Data items
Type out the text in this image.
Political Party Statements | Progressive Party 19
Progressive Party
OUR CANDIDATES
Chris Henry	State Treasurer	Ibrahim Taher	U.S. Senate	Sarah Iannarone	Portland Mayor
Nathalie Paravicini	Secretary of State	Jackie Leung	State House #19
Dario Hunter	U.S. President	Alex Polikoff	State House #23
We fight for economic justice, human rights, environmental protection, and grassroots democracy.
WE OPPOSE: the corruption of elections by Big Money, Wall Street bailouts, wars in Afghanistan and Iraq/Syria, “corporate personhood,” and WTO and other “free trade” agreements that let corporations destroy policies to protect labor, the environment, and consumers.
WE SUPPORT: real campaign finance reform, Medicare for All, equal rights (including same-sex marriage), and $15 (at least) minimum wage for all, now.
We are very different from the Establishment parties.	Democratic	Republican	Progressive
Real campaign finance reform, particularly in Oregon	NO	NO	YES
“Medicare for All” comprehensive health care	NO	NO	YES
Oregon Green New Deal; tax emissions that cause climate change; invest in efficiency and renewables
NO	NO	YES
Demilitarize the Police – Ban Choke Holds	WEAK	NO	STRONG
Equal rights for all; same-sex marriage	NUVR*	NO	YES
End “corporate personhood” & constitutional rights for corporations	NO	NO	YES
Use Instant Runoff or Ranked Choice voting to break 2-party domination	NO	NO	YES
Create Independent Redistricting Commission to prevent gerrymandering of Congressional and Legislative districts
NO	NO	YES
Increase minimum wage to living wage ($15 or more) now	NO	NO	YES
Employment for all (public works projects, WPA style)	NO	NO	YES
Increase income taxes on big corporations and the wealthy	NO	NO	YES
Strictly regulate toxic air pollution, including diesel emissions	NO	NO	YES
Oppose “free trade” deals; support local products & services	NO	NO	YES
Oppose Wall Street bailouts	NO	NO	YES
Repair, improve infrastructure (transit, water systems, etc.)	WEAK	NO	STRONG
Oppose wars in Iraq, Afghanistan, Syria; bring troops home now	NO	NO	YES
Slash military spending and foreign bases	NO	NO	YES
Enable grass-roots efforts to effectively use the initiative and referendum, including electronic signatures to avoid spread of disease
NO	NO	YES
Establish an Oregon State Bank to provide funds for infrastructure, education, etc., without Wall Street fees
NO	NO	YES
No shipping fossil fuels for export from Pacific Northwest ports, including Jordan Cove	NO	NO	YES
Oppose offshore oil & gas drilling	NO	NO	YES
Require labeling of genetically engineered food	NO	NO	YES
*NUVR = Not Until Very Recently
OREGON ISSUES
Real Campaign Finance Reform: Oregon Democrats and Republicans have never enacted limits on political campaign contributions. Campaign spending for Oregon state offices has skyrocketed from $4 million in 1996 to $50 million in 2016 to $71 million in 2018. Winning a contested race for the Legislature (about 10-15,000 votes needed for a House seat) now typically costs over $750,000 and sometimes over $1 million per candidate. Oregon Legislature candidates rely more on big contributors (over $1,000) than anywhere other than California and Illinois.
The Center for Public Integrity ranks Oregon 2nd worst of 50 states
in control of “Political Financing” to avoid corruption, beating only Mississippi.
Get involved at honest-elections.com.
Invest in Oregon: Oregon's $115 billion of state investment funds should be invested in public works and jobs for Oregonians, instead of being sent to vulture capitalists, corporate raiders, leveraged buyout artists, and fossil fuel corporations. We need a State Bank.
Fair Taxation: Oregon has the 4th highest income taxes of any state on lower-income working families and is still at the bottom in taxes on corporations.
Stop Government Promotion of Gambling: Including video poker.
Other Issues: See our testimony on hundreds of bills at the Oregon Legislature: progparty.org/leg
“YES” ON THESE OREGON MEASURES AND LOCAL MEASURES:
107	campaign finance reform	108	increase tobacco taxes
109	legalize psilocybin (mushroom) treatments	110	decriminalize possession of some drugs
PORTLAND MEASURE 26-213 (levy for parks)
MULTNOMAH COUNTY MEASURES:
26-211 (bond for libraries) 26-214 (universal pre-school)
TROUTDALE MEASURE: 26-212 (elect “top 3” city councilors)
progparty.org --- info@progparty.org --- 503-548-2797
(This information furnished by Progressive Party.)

◆ What you should do ◆
Report all lines of the data that include the word "corporations".

◆ Exercise result ◆
WE OPPOSE: the corruption of elections by Big Money, Wall Street bailouts, wars in Afghanistan and Iraq/Syria, “corporate personhood,” and WTO and other “free trade” agreements that let corporations destroy policies to protect labor, the environment, and consumers.
End “corporate personhood” & constitutional rights for corporations	NO	NO	YES
Increase income taxes on big corporations and the wealthy	NO	NO	YES
Invest in Oregon: Oregon's $115 billion of state investment funds should be invested in public works and jobs for Oregonians, instead of being sent to vulture capitalists, corporate raiders, leveraged buyout artists, and fossil fuel corporations. We need a State Bank.
Fair Taxation: Oregon has the 4th highest income taxes of any state on lower-income working families and is still at the bottom in taxes on corporations.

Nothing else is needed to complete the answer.